___ Extracted entries

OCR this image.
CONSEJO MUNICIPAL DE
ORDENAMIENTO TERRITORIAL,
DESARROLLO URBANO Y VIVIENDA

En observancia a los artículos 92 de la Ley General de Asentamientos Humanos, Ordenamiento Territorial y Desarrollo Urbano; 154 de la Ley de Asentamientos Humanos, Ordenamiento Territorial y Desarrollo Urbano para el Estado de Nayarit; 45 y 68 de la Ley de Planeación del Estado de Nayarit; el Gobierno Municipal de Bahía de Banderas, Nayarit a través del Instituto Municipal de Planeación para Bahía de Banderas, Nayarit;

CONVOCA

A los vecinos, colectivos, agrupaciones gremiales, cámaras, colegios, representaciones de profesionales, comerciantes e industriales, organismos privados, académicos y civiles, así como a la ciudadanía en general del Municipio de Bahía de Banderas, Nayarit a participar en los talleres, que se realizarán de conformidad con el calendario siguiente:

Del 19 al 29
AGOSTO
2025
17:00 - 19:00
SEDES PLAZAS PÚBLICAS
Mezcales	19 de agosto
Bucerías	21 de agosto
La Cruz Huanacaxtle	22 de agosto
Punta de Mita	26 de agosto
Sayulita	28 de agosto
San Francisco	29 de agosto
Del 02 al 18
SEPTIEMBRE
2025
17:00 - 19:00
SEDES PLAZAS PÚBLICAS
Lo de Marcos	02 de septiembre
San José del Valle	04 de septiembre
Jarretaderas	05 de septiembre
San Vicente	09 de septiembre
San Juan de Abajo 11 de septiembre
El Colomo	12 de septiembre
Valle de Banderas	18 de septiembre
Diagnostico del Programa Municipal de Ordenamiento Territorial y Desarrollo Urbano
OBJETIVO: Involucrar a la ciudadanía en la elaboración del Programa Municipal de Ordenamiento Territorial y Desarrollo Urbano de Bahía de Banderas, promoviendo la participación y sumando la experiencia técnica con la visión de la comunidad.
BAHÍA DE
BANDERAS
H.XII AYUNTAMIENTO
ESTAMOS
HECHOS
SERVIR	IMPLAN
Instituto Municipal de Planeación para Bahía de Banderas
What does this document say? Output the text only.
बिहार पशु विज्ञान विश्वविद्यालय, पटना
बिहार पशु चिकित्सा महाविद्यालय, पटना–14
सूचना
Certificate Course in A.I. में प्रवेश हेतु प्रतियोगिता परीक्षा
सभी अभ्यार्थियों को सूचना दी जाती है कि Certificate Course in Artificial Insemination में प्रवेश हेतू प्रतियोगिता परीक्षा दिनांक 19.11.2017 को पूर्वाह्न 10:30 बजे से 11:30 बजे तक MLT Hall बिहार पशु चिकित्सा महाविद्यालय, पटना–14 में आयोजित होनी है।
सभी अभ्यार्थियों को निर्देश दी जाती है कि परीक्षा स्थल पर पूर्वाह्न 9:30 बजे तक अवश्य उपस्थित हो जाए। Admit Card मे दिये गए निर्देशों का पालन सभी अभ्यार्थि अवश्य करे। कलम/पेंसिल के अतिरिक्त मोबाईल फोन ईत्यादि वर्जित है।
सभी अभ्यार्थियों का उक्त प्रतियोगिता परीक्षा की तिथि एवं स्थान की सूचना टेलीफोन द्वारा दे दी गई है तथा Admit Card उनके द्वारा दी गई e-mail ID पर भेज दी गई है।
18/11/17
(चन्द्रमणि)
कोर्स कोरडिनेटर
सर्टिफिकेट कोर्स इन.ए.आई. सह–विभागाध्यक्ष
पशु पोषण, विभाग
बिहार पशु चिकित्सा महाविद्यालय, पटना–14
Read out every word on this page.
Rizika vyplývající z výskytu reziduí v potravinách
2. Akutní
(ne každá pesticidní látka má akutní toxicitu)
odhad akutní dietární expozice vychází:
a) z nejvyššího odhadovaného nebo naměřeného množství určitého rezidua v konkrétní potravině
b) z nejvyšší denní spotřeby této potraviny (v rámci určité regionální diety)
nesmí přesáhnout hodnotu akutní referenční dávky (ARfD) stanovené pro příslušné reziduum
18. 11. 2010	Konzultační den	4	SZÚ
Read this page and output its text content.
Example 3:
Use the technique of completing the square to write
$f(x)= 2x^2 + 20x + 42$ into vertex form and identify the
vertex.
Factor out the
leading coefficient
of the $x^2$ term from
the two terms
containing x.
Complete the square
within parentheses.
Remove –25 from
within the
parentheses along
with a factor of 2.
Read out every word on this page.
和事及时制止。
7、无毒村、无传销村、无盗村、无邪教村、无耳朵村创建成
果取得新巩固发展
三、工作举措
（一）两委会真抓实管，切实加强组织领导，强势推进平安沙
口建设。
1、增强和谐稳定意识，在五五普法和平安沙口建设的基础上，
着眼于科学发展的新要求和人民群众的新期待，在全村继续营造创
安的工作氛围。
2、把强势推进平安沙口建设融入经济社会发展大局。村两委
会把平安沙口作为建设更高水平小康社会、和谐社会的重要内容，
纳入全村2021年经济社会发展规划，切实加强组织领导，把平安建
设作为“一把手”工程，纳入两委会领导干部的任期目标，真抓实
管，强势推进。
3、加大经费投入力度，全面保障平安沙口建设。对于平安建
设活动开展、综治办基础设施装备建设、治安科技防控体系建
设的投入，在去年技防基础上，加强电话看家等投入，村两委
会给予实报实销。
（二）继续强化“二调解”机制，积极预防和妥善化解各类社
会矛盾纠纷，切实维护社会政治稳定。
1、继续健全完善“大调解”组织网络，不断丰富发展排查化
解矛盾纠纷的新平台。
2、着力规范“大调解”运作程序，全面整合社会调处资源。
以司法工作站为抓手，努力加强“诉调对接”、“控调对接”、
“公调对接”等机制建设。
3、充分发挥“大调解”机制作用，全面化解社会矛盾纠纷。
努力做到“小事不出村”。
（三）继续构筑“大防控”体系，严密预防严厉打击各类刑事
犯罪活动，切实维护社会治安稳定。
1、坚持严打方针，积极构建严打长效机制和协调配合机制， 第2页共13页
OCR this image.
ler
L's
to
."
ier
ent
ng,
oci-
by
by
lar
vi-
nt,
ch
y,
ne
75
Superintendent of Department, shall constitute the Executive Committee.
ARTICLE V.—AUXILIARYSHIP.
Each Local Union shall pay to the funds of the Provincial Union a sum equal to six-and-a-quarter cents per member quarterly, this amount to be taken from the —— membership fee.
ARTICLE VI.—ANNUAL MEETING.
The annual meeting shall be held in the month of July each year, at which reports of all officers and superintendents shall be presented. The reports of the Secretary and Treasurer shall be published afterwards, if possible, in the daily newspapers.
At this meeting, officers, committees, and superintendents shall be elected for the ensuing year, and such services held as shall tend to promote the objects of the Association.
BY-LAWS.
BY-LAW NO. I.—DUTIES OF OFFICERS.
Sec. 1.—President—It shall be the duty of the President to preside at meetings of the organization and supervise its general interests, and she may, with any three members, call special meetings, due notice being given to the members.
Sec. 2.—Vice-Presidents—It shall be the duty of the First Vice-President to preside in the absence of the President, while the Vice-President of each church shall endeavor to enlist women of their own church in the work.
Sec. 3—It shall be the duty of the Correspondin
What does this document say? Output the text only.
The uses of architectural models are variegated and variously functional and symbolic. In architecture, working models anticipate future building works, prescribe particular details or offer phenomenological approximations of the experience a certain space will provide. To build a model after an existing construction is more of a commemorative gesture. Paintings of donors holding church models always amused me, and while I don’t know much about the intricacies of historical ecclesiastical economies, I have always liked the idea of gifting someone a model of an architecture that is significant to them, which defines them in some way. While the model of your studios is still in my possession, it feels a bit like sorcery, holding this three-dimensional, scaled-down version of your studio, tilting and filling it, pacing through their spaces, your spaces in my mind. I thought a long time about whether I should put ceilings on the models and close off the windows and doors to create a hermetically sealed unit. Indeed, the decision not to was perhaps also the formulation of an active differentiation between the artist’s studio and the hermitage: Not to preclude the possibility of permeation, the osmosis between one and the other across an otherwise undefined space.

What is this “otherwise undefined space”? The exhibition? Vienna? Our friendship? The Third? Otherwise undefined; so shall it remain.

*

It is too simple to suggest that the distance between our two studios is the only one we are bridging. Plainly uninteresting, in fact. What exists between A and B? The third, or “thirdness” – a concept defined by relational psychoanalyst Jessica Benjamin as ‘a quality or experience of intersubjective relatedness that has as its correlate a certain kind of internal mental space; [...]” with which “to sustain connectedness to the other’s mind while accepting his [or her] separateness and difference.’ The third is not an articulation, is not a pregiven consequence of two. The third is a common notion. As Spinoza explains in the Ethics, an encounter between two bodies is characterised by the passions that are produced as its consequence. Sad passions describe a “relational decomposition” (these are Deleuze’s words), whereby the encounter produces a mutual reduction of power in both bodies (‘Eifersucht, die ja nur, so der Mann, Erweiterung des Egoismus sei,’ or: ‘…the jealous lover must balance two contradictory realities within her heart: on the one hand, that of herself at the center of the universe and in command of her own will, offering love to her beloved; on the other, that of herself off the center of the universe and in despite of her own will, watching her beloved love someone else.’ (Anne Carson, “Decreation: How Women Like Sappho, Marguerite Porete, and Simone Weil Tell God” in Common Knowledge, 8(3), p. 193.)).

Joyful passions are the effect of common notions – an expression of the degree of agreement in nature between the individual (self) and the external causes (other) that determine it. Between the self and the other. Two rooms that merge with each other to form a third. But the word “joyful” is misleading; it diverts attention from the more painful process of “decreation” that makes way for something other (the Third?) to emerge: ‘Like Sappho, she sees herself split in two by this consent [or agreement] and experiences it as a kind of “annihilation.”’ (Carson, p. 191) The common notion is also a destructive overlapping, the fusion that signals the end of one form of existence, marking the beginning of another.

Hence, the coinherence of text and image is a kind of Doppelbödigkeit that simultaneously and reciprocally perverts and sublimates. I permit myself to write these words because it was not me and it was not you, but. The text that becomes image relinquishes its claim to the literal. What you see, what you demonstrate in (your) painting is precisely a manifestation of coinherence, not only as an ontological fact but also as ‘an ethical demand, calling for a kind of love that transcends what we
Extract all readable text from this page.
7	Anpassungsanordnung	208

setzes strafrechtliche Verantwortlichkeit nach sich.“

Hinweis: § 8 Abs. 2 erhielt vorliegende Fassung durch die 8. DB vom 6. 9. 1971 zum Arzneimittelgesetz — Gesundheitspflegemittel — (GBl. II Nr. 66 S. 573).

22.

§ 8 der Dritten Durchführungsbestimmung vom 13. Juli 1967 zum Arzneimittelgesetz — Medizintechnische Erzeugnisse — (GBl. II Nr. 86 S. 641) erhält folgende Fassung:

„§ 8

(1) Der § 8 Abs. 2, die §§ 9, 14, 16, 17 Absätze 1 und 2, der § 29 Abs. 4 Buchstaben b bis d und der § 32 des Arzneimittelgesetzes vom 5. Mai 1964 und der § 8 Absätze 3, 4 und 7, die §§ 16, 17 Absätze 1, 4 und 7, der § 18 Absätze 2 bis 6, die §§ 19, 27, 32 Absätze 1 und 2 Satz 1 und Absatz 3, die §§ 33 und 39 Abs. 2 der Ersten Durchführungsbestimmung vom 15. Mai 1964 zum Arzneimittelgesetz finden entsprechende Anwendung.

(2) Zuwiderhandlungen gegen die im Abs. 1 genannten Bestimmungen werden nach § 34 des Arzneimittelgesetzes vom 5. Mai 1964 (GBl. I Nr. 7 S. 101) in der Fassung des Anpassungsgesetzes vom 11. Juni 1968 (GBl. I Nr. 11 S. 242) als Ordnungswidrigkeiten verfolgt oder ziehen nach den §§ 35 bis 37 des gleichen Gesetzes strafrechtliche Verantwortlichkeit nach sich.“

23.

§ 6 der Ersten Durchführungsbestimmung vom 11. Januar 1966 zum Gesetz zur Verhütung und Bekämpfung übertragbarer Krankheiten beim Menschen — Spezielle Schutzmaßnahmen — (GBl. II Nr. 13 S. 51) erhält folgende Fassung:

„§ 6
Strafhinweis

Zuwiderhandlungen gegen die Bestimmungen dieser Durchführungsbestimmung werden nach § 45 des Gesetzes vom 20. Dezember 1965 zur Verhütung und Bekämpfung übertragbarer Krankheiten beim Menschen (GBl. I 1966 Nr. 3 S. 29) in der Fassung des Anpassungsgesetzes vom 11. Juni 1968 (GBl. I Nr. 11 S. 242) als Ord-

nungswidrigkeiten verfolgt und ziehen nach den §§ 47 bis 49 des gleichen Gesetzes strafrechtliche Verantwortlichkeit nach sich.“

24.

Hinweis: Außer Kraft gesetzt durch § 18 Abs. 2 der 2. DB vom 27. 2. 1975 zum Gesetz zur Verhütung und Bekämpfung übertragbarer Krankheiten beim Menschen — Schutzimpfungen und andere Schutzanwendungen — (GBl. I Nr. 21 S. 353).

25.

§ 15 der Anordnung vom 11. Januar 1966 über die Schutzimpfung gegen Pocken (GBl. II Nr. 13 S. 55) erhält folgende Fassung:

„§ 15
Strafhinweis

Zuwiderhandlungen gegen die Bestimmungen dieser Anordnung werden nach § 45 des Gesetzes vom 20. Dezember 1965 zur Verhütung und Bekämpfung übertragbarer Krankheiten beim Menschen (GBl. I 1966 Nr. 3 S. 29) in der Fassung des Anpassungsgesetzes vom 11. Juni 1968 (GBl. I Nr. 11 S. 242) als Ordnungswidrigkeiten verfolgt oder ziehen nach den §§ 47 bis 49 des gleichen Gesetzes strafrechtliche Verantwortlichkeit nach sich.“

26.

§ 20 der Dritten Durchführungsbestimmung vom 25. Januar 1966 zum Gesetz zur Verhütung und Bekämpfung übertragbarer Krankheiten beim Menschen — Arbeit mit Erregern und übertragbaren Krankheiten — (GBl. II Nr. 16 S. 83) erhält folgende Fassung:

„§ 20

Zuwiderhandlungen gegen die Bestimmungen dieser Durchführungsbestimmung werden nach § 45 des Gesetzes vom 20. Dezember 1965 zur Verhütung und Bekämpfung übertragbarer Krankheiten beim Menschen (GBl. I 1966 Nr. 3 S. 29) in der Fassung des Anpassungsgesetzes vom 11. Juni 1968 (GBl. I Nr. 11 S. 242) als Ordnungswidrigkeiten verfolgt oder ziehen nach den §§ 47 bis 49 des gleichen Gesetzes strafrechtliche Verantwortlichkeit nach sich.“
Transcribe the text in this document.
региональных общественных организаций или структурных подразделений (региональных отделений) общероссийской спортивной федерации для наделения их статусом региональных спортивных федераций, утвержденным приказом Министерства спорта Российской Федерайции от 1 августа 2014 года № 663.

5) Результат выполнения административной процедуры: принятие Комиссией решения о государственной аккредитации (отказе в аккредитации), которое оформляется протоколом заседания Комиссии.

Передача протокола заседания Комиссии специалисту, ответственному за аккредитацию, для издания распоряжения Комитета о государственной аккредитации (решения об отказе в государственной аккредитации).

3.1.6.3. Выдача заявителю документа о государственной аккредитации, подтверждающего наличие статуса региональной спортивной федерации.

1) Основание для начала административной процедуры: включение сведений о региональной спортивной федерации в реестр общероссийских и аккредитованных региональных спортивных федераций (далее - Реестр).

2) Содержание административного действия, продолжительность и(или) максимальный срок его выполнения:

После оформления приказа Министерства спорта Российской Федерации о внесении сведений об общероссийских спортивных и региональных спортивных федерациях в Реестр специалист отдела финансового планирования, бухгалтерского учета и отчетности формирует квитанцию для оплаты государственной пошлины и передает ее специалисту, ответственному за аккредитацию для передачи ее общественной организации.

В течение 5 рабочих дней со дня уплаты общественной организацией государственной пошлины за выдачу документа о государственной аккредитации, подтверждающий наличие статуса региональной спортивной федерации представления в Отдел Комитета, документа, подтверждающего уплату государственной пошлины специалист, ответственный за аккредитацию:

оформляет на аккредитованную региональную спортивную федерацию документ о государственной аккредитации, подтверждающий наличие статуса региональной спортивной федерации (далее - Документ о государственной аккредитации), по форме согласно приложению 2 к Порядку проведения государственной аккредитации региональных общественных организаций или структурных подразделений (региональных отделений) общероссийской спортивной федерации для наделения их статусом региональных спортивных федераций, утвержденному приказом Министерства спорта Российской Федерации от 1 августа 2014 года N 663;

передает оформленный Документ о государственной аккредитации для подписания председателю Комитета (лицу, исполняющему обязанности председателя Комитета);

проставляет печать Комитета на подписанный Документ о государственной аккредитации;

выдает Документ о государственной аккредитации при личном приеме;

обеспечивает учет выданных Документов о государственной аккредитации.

______

## Aim
Take each line of the material that contains the word "общественной" and list it.

## Result
После оформления приказа Министерства спорта Российской Федерации о внесении сведений об общероссийских спортивных и региональных спортивных федерациях в Реестр специалист отдела финансового планирования, бухгалтерского учета и отчетности формирует квитанцию для оплаты государственной пошлины и передает ее специалисту, ответственному за аккредитацию для передачи ее общественной организации.
В течение 5 рабочих дней со дня уплаты общественной организацией государственной пошлины за выдачу документа о государственной аккредитации, подтверждающий наличие статуса региональной спортивной федерации представления в Отдел Комитета, документа, подтверждающего уплату государственной пошлины специалист, ответственный за аккредитацию:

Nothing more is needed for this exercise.